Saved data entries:
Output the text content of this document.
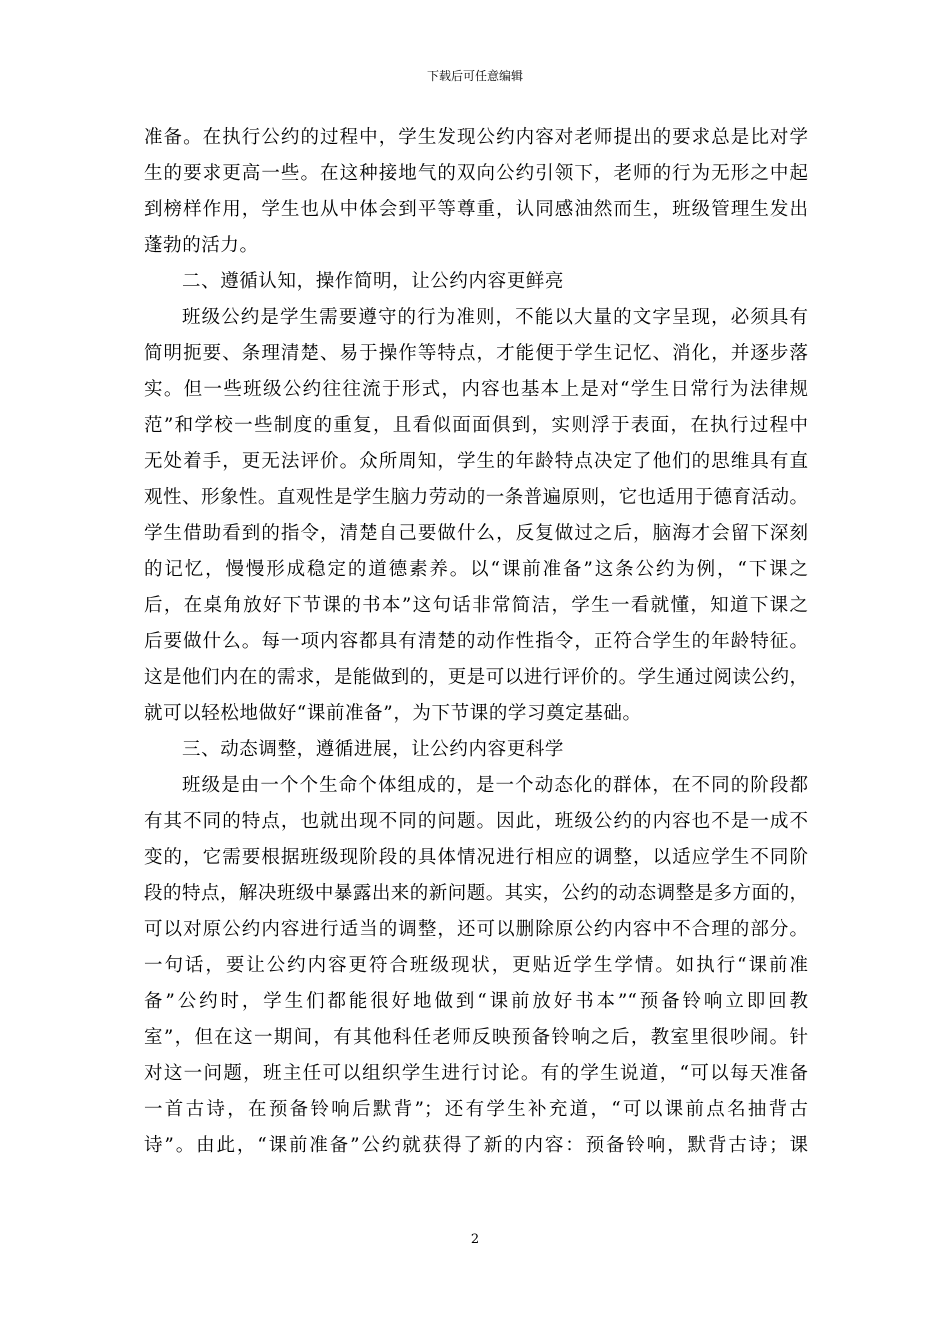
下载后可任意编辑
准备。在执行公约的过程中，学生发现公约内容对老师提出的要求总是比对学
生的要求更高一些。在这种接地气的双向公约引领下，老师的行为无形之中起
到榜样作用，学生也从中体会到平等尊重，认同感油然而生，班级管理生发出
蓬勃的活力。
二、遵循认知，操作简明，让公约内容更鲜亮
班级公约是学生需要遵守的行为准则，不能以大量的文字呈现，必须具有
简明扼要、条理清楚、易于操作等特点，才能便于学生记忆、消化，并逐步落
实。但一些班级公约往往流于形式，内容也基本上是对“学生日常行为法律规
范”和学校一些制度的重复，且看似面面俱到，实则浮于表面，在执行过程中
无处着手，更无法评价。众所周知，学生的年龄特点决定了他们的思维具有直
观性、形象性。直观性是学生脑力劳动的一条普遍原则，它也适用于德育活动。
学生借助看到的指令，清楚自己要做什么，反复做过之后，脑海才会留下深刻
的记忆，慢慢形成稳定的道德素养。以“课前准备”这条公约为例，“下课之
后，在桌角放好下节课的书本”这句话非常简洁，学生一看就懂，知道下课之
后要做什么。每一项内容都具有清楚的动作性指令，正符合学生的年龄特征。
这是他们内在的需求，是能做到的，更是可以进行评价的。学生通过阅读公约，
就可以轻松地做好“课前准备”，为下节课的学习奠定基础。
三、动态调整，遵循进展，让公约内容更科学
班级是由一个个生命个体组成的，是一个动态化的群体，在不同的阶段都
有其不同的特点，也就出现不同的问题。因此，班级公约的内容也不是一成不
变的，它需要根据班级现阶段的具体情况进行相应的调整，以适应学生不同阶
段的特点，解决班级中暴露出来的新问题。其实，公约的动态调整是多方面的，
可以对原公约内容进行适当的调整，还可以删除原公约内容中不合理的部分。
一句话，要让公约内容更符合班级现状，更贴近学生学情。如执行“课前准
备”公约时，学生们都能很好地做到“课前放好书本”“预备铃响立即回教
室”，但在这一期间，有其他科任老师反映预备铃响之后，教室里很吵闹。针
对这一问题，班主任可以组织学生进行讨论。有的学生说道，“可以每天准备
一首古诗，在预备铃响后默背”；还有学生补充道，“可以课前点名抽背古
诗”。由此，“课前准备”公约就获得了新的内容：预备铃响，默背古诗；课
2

# Instructions for the task
Search the records above for the string "课前准备". Copy every line that contains it.

# Exercise result
的记忆，慢慢形成稳定的道德素养。以“课前准备”这条公约为例，“下课之
就可以轻松地做好“课前准备”，为下节课的学习奠定基础。
诗”。由此，“课前准备”公约就获得了新的内容：预备铃响，默背古诗；课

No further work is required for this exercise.